*Task objective*. Your task is to repeat the entries underneath exactly, minus the pictures.

+-------+

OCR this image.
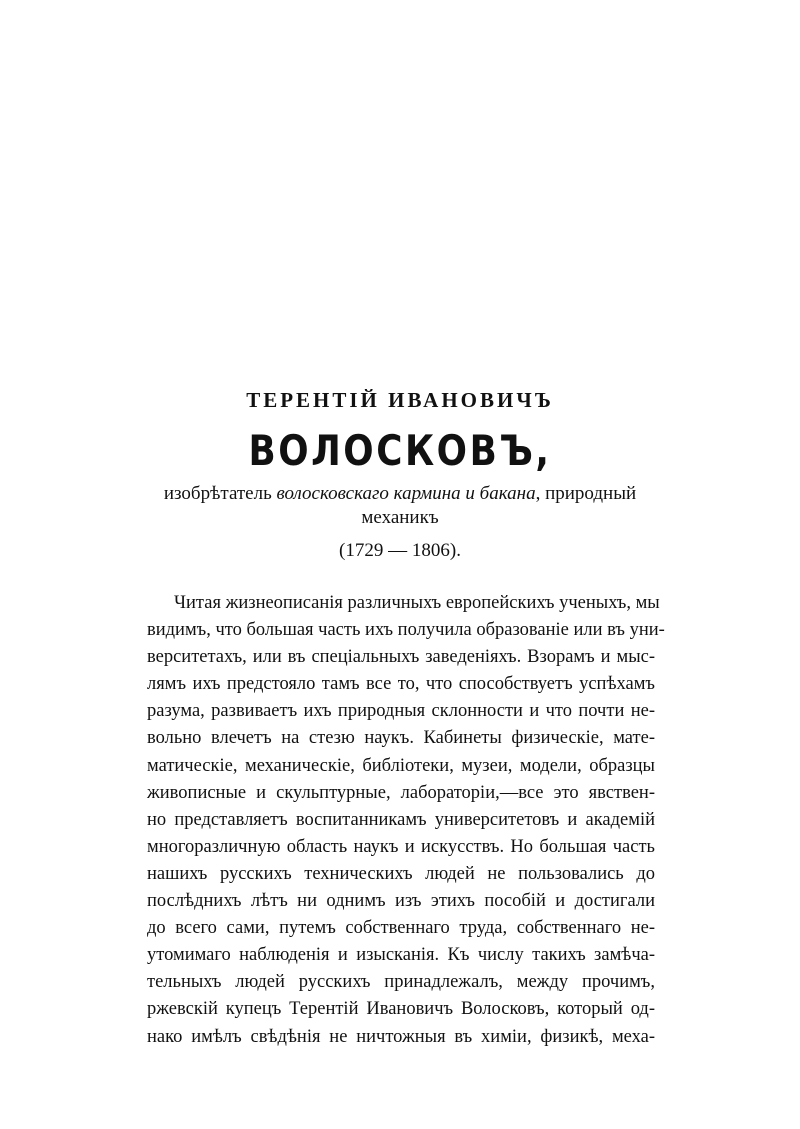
ТЕРЕНТІЙ ИВАНОВИЧЪ
ВОЛОСКОВЪ,
изобрѣтатель волосковскаго кармина и бакана, природный
механикъ
(1729 — 1806).
Читая жизнеописанія различныхъ европейскихъ ученыхъ, мы
видимъ, что большая часть ихъ получила образованіе или въ уни-
верситетахъ, или въ спеціальныхъ заведеніяхъ. Взорамъ и мыс-
лямъ ихъ предстояло тамъ все то, что способствуетъ успѣхамъ
разума, развиваетъ ихъ природныя склонности и что почти не-
вольно влечетъ на стезю наукъ. Кабинеты физическіе, матe-
матическіе, механическіе, библіотеки, музеи, модели, образцы
живописные и скульптурные, лабораторіи,—все это явствен-
но представляетъ воспитанникамъ университетовъ и академій
многоразличную область наукъ и искусствъ. Но большая часть
нашихъ русскихъ техническихъ людей не пользовались до
послѣднихъ лѣтъ ни однимъ изъ этихъ пособій и достигали
до всего сами, путемъ собственнаго труда, собственнаго не-
утомимаго наблюденія и изысканія. Къ числу такихъ замѣча-
тельныхъ людей русскихъ принадлежалъ, между прочимъ,
ржевскій купецъ Терентій Ивановичъ Волосковъ, который од-
нако имѣлъ свѣдѣнія не ничтожныя въ химіи, физикѣ, меха-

+-------+

*Correct response*.
OCR this image.
ТЕРЕНТІЙ ИВАНОВИЧЪ
ВОЛОСКОВЪ,
изобрѣтатель волосковскаго кармина и бакана, природный
механикъ
(1729 — 1806).
Читая жизнеописанія различныхъ европейскихъ ученыхъ, мы
видимъ, что большая часть ихъ получила образованіе или въ уни-
верситетахъ, или въ спеціальныхъ заведеніяхъ. Взорамъ и мыс-
лямъ ихъ предстояло тамъ все то, что способствуетъ успѣхамъ
разума, развиваетъ ихъ природныя склонности и что почти не-
вольно влечетъ на стезю наукъ. Кабинеты физическіе, матe-
матическіе, механическіе, библіотеки, музеи, модели, образцы
живописные и скульптурные, лабораторіи,—все это явствен-
но представляетъ воспитанникамъ университетовъ и академій
многоразличную область наукъ и искусствъ. Но большая часть
нашихъ русскихъ техническихъ людей не пользовались до
послѣднихъ лѣтъ ни однимъ изъ этихъ пособій и достигали
до всего сами, путемъ собственнаго труда, собственнаго не-
утомимаго наблюденія и изысканія. Къ числу такихъ замѣча-
тельныхъ людей русскихъ принадлежалъ, между прочимъ,
ржевскій купецъ Терентій Ивановичъ Волосковъ, который од-
нако имѣлъ свѣдѣнія не ничтожныя въ химіи, физикѣ, меха-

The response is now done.